Skip Navigation LinksSkip Navigation Links
Centers for Disease Control and Prevention

CDC Home Search Health Topics A-Z
MMWR

Epidemiologic Notes and Reports Human Rabies -- Miami, 1994

A high proportion of recent human rabies cases diagnosed in the United States have been acquired outside the country and have lacked a history of animal bite exposure. On June 21, 1994, a 40-year-old man died in a hospital in Miami following a subacute and progressive neurologic syndrome; rabies had not been clinically suspected but was diagnosed postmortem on July 13. This report summarizes the case investigation, which indicated that the case was acquired outside the United States.

During 1979-1993, the man frequently visited Haiti. After temporarily residing in Haiti during most of 1993, the man returned to Miami in December. During February 1994, he sought medical care for severe neck pain and headache; he was treated as an outpatient and returned to Haiti in March. On April 19, after returning to the United States, he presented to a hospital in Miami with acute renal failure attributed to mild mesangial proliferative glomerular nephritis and was hospitalized. He recovered following hemodialysis and was discharged on April 29.

During May 1994, he made four visits to the hospital's outpatient clinic for different problems, including frontal headache, acute anxiety, epigastric pain, and chest and back pain. During each visit, he also complained of pain in the neck, extremities, or back. Negative diagnostic studies during these visits included an electroencephalogram, electrocardiogram (ECG), and magnetic resonance imaging (MRI).

On June 9, he presented again with a 6-day history of neck pain, headaches, photophobia, feverishness, nausea and vomiting, and right-sided weakness. He was hospitalized and started on ceftriaxone for presumed meningitis. Laboratory studies included a white blood cell count of 10,300/mm3 (normal: 5000-10,000/mm3), hemoglobin of 12 g (normal: 14-18 g), and hematocrit of 36 units (normal: 40-54 units); findings were within normal limits for chest radiographs, ECG, and a brain MRI. Cerebrospinal fluid obtained by a lumbar puncture was clear with a protein level of 16 mg/dL and glucose of 111 mg/dL. The patient was started on acyclovir and high-dose steroids for presumed central nervous system vasculitis. Because of progressive lethargy and disorientation, he was admitted to the medical intensive care unit (MICU); two computed tomographies of the head done on admission on June 9 and again on June 11 were negative for evidence of a cerebrovascular event or meningeal involvement.

Record excerpts -

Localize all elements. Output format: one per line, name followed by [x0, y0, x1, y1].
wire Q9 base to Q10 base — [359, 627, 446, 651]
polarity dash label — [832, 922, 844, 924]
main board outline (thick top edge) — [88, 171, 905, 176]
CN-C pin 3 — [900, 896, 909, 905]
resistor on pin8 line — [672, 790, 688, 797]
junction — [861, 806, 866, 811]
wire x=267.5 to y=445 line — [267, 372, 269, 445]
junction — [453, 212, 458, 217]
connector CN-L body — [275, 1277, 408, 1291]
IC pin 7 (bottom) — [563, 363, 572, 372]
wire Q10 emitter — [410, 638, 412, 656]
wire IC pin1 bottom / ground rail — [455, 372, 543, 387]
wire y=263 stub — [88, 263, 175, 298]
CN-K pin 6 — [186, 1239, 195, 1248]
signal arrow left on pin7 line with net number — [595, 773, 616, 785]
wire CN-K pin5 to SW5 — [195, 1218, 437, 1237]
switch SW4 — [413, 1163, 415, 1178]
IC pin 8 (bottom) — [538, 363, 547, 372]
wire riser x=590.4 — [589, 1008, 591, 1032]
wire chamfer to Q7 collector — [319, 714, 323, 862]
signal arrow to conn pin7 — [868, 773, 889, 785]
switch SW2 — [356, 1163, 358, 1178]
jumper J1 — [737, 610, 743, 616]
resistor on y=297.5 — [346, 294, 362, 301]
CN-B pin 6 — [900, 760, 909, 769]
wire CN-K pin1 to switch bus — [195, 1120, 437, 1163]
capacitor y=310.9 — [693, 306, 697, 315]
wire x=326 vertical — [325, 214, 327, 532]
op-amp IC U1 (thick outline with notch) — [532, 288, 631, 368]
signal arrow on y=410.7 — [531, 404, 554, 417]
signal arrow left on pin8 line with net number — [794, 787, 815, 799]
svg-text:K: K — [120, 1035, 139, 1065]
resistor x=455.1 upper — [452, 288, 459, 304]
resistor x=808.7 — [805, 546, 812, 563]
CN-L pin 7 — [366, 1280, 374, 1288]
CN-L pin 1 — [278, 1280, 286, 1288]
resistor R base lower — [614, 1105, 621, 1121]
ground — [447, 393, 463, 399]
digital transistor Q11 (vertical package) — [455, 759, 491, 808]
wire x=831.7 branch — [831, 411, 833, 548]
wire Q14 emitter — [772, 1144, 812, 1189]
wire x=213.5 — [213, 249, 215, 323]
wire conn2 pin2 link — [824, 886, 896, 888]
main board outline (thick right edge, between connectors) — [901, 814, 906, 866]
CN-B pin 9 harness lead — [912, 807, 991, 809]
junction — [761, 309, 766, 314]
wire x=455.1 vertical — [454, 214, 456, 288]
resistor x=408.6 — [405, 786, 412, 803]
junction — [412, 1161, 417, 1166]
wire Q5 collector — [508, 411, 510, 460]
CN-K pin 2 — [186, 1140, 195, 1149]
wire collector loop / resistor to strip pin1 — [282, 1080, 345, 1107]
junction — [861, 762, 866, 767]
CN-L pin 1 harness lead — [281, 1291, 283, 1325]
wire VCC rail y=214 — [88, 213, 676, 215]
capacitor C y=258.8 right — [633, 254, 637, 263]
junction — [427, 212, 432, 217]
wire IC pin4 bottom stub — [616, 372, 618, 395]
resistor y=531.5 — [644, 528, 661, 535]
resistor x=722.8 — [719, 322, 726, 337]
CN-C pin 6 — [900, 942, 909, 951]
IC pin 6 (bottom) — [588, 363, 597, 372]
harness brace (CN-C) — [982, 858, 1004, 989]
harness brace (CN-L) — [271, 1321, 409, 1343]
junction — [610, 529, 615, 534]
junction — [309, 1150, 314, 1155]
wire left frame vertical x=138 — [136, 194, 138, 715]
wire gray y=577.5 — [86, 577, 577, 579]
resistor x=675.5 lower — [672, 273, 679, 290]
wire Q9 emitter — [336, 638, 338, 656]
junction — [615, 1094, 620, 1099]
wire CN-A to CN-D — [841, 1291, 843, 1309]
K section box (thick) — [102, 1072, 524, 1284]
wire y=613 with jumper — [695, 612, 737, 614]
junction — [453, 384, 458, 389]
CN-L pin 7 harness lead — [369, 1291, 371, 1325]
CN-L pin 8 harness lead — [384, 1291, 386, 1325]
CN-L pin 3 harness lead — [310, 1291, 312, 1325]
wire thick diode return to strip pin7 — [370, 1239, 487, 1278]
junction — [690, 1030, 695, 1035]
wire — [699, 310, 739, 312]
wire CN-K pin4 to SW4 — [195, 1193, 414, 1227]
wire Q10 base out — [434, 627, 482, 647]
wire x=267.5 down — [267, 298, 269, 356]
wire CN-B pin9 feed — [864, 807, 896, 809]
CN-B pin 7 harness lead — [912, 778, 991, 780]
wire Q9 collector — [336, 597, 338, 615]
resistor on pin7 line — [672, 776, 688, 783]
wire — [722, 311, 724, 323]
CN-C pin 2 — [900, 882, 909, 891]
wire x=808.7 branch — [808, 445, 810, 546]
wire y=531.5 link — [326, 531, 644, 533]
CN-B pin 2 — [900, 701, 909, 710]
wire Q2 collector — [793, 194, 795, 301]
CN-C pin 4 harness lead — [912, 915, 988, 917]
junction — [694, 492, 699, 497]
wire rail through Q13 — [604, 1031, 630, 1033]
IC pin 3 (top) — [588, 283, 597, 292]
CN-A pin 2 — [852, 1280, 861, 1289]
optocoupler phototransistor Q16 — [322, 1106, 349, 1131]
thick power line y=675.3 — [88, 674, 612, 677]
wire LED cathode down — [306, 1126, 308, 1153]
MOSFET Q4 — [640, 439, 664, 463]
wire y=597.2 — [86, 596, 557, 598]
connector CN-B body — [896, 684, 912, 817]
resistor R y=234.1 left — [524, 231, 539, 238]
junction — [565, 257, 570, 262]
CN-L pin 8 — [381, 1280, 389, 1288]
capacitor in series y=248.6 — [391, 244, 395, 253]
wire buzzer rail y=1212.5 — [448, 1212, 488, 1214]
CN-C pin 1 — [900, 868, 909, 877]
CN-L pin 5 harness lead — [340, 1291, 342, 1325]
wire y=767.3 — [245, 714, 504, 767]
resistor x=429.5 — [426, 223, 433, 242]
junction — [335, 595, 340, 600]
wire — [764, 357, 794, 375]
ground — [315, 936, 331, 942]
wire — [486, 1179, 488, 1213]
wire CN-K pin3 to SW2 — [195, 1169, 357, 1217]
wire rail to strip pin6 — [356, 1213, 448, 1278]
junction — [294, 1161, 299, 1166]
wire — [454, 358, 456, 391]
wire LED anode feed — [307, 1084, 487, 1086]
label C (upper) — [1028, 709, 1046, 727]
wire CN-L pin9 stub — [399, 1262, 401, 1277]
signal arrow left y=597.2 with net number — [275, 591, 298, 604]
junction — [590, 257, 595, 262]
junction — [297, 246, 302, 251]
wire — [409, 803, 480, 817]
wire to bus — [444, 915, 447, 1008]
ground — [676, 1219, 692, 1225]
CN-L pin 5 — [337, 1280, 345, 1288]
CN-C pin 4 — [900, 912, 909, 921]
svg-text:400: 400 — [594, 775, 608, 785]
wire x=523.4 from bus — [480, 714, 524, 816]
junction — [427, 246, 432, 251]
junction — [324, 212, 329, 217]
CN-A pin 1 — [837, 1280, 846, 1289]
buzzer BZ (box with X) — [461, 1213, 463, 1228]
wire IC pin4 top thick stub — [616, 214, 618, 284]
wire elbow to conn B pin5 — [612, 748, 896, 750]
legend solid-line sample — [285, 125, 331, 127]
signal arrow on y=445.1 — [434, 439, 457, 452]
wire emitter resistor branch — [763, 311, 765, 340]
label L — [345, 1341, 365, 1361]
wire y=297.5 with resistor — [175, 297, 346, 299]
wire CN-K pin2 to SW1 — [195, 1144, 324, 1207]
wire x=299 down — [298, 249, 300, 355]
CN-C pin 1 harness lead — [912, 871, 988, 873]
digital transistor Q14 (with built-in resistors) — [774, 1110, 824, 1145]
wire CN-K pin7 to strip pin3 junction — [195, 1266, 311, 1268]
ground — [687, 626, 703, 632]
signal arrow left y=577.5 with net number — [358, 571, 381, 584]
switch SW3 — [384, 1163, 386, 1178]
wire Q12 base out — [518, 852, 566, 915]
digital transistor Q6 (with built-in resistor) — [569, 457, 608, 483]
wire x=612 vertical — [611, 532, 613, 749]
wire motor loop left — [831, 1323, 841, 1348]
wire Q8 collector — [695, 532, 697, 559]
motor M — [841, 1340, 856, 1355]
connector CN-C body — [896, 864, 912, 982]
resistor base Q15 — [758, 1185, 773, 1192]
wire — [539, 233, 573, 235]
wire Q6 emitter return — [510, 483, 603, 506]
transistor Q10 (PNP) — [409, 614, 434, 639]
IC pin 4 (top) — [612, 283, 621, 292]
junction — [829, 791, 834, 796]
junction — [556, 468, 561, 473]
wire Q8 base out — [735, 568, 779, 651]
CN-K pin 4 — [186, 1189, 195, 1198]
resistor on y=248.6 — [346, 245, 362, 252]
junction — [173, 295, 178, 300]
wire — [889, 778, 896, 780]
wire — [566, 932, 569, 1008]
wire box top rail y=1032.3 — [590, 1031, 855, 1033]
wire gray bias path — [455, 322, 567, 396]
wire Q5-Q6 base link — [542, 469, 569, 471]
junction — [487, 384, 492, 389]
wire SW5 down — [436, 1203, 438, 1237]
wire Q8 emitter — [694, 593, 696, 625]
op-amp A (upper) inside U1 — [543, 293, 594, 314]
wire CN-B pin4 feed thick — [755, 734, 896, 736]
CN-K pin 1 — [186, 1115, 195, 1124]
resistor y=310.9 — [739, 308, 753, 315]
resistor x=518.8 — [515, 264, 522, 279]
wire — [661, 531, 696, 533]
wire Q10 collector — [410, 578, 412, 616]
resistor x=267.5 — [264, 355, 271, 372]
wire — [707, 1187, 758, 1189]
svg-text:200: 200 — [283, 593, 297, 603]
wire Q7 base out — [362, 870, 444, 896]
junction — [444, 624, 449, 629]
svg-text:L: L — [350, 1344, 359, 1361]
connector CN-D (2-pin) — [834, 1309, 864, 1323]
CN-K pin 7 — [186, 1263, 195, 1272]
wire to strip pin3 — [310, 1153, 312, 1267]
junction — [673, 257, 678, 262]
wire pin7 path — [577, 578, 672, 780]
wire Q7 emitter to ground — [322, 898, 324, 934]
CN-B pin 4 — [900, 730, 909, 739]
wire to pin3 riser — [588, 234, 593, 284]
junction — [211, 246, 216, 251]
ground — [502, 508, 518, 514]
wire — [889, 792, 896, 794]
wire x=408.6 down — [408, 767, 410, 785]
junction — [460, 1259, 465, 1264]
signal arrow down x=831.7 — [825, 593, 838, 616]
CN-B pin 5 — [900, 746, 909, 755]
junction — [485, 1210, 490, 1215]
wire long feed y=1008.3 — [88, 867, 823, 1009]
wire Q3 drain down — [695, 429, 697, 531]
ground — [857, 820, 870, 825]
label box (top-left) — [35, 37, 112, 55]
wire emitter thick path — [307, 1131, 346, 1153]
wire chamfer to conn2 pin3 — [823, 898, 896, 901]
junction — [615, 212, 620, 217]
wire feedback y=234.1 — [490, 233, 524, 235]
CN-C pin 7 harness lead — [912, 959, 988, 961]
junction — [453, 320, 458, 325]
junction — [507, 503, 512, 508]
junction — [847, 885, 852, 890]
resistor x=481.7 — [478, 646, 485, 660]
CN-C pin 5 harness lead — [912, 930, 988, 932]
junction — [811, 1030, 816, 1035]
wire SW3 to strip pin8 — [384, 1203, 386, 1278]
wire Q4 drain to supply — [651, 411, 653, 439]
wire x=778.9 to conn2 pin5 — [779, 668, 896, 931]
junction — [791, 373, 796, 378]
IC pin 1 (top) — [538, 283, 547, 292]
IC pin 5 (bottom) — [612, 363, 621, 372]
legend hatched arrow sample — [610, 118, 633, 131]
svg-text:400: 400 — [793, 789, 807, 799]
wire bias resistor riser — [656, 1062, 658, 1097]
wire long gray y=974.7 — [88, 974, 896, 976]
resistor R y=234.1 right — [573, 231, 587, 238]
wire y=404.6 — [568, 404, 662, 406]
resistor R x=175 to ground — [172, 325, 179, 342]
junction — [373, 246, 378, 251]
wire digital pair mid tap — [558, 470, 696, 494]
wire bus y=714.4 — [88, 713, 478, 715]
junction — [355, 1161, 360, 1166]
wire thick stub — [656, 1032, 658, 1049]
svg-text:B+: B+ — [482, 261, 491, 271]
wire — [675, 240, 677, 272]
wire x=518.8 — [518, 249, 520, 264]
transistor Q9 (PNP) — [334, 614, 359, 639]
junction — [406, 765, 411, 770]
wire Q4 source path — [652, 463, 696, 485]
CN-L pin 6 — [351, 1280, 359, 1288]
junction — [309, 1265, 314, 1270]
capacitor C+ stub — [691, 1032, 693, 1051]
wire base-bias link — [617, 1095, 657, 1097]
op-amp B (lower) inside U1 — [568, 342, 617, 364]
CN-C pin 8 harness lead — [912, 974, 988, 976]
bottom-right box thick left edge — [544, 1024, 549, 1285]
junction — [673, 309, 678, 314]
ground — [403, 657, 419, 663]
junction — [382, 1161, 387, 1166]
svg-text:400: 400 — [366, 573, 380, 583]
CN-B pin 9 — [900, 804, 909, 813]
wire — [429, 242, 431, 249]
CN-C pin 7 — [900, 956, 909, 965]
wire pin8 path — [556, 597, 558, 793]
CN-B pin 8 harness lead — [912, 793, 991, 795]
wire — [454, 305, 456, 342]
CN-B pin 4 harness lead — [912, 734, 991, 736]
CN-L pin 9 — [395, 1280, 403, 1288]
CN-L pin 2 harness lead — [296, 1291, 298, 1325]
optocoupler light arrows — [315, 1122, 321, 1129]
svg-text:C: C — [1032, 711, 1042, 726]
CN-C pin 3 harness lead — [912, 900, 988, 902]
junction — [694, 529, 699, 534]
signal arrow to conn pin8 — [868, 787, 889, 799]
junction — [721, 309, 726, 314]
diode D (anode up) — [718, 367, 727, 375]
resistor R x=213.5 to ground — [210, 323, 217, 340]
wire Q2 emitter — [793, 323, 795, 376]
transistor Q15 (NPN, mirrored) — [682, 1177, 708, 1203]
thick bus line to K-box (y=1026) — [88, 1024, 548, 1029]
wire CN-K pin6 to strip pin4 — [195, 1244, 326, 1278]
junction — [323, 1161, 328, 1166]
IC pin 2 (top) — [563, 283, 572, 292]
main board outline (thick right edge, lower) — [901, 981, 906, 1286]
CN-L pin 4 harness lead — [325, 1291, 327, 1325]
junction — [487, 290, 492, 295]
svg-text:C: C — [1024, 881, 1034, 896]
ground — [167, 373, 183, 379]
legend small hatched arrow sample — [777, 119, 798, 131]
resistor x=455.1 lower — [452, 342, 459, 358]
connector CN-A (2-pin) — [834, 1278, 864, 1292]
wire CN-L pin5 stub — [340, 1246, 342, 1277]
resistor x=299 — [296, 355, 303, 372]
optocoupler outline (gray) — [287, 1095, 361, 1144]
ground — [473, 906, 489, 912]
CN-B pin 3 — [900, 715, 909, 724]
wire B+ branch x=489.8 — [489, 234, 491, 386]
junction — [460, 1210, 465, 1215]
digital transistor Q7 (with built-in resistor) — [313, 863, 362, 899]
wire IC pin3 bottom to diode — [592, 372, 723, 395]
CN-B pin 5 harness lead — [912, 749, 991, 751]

Apply what you read -
1. Quote everything in the Miami rabies report from "Skip Navigation LinksSkip" down to "the United States.".
2. According to the Miami rabies report, which drug was the man started on when he was hospitalized on June 9 for presumed meningitis?

Solution list -
1.
Skip Navigation LinksSkip Navigation Links
Centers for Disease Control and Prevention

CDC Home Search Health Topics A-Z
MMWR

Epidemiologic Notes and Reports Human Rabies -- Miami, 1994

A high proportion of recent human rabies cases diagnosed in the United States have been acquired outside the country and have lacked a history of animal bite exposure. On June 21, 1994, a 40-year-old man died in a hospital in Miami following a subacute and progressive neurologic syndrome; rabies had not been clinically suspected but was diagnosed postmortem on July 13. This report summarizes the case investigation, which indicated that the case was acquired outside the United States.

2. Ceftriaxone.